Given task. Pictures stay out; everything else in the records below is copied exactly.

Input material.
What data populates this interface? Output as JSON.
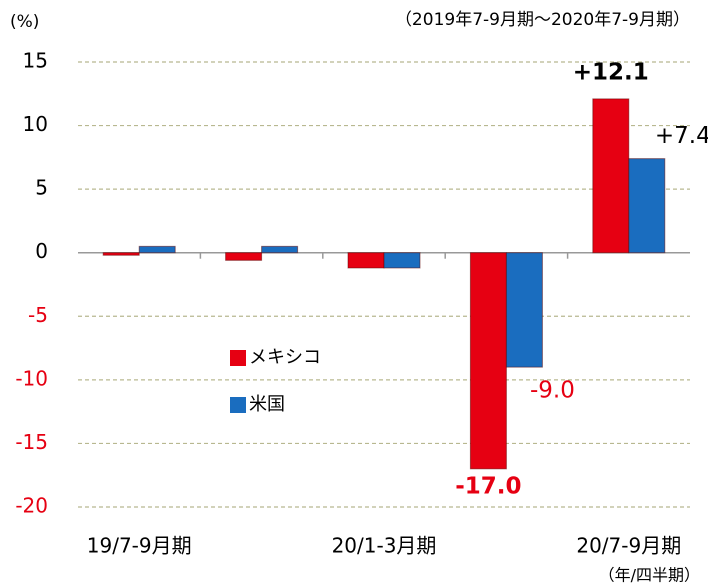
{
  "chart_data": {
    "type": "bar",
    "subtitle": "（2019年7-9月期～2020年7-9月期）",
    "y_label": "(%)",
    "x_label": "（年/四半期）",
    "categories": [
      "19/7-9月期",
      null,
      "20/1-3月期",
      null,
      "20/7-9月期"
    ],
    "series": [
      {
        "name": "メキシコ",
        "color": "#e60012",
        "values": [
          -0.2,
          -0.6,
          -1.2,
          -17.0,
          12.1
        ],
        "value_labels": [
          null,
          null,
          null,
          "-17.0",
          "+12.1"
        ]
      },
      {
        "name": "米国",
        "color": "#1a6dbf",
        "values": [
          0.5,
          0.5,
          -1.2,
          -9.0,
          7.4
        ],
        "value_labels": [
          null,
          null,
          null,
          "-9.0",
          "+7.4"
        ]
      }
    ],
    "ylim": [
      -20,
      15
    ],
    "yticks": [
      15,
      10,
      5,
      0,
      -5,
      -10,
      -15,
      -20
    ],
    "grid": true
  }
}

Task output.
What data populates this interface? Output as JSON.
{
  "chart_data": {
    "type": "bar",
    "subtitle": "（2019年7-9月期～2020年7-9月期）",
    "y_label": "(%)",
    "x_label": "（年/四半期）",
    "categories": [
      "19/7-9月期",
      null,
      "20/1-3月期",
      null,
      "20/7-9月期"
    ],
    "series": [
      {
        "name": "メキシコ",
        "color": "#e60012",
        "values": [
          -0.2,
          -0.6,
          -1.2,
          -17.0,
          12.1
        ],
        "value_labels": [
          null,
          null,
          null,
          "-17.0",
          "+12.1"
        ]
      },
      {
        "name": "米国",
        "color": "#1a6dbf",
        "values": [
          0.5,
          0.5,
          -1.2,
          -9.0,
          7.4
        ],
        "value_labels": [
          null,
          null,
          null,
          "-9.0",
          "+7.4"
        ]
      }
    ],
    "ylim": [
      -20,
      15
    ],
    "yticks": [
      15,
      10,
      5,
      0,
      -5,
      -10,
      -15,
      -20
    ],
    "grid": true
  }
}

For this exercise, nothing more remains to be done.